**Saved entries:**
*****
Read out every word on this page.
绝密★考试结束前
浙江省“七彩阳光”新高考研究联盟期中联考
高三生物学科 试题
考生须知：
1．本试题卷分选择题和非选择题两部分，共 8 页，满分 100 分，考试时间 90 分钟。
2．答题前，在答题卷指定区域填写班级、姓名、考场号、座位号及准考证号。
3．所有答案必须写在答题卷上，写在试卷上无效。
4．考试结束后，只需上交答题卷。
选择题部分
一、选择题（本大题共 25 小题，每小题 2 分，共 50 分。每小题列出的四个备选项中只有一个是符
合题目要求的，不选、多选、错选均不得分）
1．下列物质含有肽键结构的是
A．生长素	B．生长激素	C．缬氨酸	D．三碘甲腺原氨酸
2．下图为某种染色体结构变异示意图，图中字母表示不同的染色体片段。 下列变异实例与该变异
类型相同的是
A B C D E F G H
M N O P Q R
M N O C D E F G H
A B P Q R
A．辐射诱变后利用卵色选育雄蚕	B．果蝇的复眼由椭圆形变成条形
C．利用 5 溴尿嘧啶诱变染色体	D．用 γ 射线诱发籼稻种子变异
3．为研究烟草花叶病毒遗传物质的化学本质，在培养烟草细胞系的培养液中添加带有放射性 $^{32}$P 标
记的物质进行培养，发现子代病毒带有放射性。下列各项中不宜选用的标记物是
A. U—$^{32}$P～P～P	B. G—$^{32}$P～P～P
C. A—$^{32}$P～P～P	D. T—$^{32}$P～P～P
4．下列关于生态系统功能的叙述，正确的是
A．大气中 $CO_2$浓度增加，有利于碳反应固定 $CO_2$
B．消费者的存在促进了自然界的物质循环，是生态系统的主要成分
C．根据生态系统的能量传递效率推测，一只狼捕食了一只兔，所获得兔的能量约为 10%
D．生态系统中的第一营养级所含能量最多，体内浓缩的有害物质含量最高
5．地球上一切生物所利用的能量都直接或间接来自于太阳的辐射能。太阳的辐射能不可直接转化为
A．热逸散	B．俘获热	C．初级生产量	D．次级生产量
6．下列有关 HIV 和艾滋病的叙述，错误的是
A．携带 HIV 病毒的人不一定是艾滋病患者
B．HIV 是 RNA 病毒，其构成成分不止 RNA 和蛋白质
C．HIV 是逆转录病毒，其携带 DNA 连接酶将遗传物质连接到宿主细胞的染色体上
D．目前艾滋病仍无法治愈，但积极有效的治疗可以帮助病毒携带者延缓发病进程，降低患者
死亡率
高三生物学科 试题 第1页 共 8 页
*****
**Given instruction:** All of the data must be returned exactly.

**Task output:**
Read out every word on this page.
绝密★考试结束前
浙江省“七彩阳光”新高考研究联盟期中联考
高三生物学科 试题
考生须知：
1．本试题卷分选择题和非选择题两部分，共 8 页，满分 100 分，考试时间 90 分钟。
2．答题前，在答题卷指定区域填写班级、姓名、考场号、座位号及准考证号。
3．所有答案必须写在答题卷上，写在试卷上无效。
4．考试结束后，只需上交答题卷。
选择题部分
一、选择题（本大题共 25 小题，每小题 2 分，共 50 分。每小题列出的四个备选项中只有一个是符
合题目要求的，不选、多选、错选均不得分）
1．下列物质含有肽键结构的是
A．生长素	B．生长激素	C．缬氨酸	D．三碘甲腺原氨酸
2．下图为某种染色体结构变异示意图，图中字母表示不同的染色体片段。 下列变异实例与该变异
类型相同的是
A B C D E F G H
M N O P Q R
M N O C D E F G H
A B P Q R
A．辐射诱变后利用卵色选育雄蚕	B．果蝇的复眼由椭圆形变成条形
C．利用 5 溴尿嘧啶诱变染色体	D．用 γ 射线诱发籼稻种子变异
3．为研究烟草花叶病毒遗传物质的化学本质，在培养烟草细胞系的培养液中添加带有放射性 $^{32}$P 标
记的物质进行培养，发现子代病毒带有放射性。下列各项中不宜选用的标记物是
A. U—$^{32}$P～P～P	B. G—$^{32}$P～P～P
C. A—$^{32}$P～P～P	D. T—$^{32}$P～P～P
4．下列关于生态系统功能的叙述，正确的是
A．大气中 $CO_2$浓度增加，有利于碳反应固定 $CO_2$
B．消费者的存在促进了自然界的物质循环，是生态系统的主要成分
C．根据生态系统的能量传递效率推测，一只狼捕食了一只兔，所获得兔的能量约为 10%
D．生态系统中的第一营养级所含能量最多，体内浓缩的有害物质含量最高
5．地球上一切生物所利用的能量都直接或间接来自于太阳的辐射能。太阳的辐射能不可直接转化为
A．热逸散	B．俘获热	C．初级生产量	D．次级生产量
6．下列有关 HIV 和艾滋病的叙述，错误的是
A．携带 HIV 病毒的人不一定是艾滋病患者
B．HIV 是 RNA 病毒，其构成成分不止 RNA 和蛋白质
C．HIV 是逆转录病毒，其携带 DNA 连接酶将遗传物质连接到宿主细胞的染色体上
D．目前艾滋病仍无法治愈，但积极有效的治疗可以帮助病毒携带者延缓发病进程，降低患者
死亡率
高三生物学科 试题 第1页 共 8 页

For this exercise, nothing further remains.